=== RECORDED DATA ===
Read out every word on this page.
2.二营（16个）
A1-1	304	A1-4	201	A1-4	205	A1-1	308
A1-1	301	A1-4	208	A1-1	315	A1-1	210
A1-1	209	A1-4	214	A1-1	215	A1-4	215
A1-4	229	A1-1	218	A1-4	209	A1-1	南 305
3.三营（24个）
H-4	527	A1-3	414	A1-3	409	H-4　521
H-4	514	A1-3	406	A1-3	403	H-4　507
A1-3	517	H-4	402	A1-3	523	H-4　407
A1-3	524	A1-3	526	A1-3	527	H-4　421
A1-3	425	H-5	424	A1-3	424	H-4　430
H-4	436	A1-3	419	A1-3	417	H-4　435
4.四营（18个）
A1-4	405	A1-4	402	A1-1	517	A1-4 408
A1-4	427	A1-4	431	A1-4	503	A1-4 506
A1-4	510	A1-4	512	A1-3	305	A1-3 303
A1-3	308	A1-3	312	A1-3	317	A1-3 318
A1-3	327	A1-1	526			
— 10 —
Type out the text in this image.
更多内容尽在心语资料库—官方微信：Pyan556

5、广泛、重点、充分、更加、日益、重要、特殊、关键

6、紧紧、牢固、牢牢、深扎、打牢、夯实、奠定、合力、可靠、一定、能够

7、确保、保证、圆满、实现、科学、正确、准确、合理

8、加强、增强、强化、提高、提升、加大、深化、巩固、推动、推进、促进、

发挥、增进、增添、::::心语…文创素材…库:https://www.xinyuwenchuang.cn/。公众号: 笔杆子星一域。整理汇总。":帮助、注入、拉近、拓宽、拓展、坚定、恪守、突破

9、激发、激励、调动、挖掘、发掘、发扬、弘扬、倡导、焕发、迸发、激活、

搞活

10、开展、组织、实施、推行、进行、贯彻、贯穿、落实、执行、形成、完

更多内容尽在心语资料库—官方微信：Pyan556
===
AIM OF THE TASK
Please set down each line of the records exactly as given.

FINISHED EXERCISE
Read out every word on this page.
2.二营（16个）
A1-1	304	A1-4	201	A1-4	205	A1-1	308
A1-1	301	A1-4	208	A1-1	315	A1-1	210
A1-1	209	A1-4	214	A1-1	215	A1-4	215
A1-4	229	A1-1	218	A1-4	209	A1-1	南 305
3.三营（24个）
H-4	527	A1-3	414	A1-3	409	H-4　521
H-4	514	A1-3	406	A1-3	403	H-4　507
A1-3	517	H-4	402	A1-3	523	H-4　407
A1-3	524	A1-3	526	A1-3	527	H-4　421
A1-3	425	H-5	424	A1-3	424	H-4　430
H-4	436	A1-3	419	A1-3	417	H-4　435
4.四营（18个）
A1-4	405	A1-4	402	A1-1	517	A1-4 408
A1-4	427	A1-4	431	A1-4	503	A1-4 506
A1-4	510	A1-4	512	A1-3	305	A1-3 303
A1-3	308	A1-3	312	A1-3	317	A1-3 318
A1-3	327	A1-1	526			
— 10 —
Type out the text in this image.
更多内容尽在心语资料库—官方微信：Pyan556

5、广泛、重点、充分、更加、日益、重要、特殊、关键

6、紧紧、牢固、牢牢、深扎、打牢、夯实、奠定、合力、可靠、一定、能够

7、确保、保证、圆满、实现、科学、正确、准确、合理

8、加强、增强、强化、提高、提升、加大、深化、巩固、推动、推进、促进、

发挥、增进、增添、::::心语…文创素材…库:https://www.xinyuwenchuang.cn/。公众号: 笔杆子星一域。整理汇总。":帮助、注入、拉近、拓宽、拓展、坚定、恪守、突破

9、激发、激励、调动、挖掘、发掘、发扬、弘扬、倡导、焕发、迸发、激活、

搞活

10、开展、组织、实施、推行、进行、贯彻、贯穿、落实、执行、形成、完

更多内容尽在心语资料库—官方微信：Pyan556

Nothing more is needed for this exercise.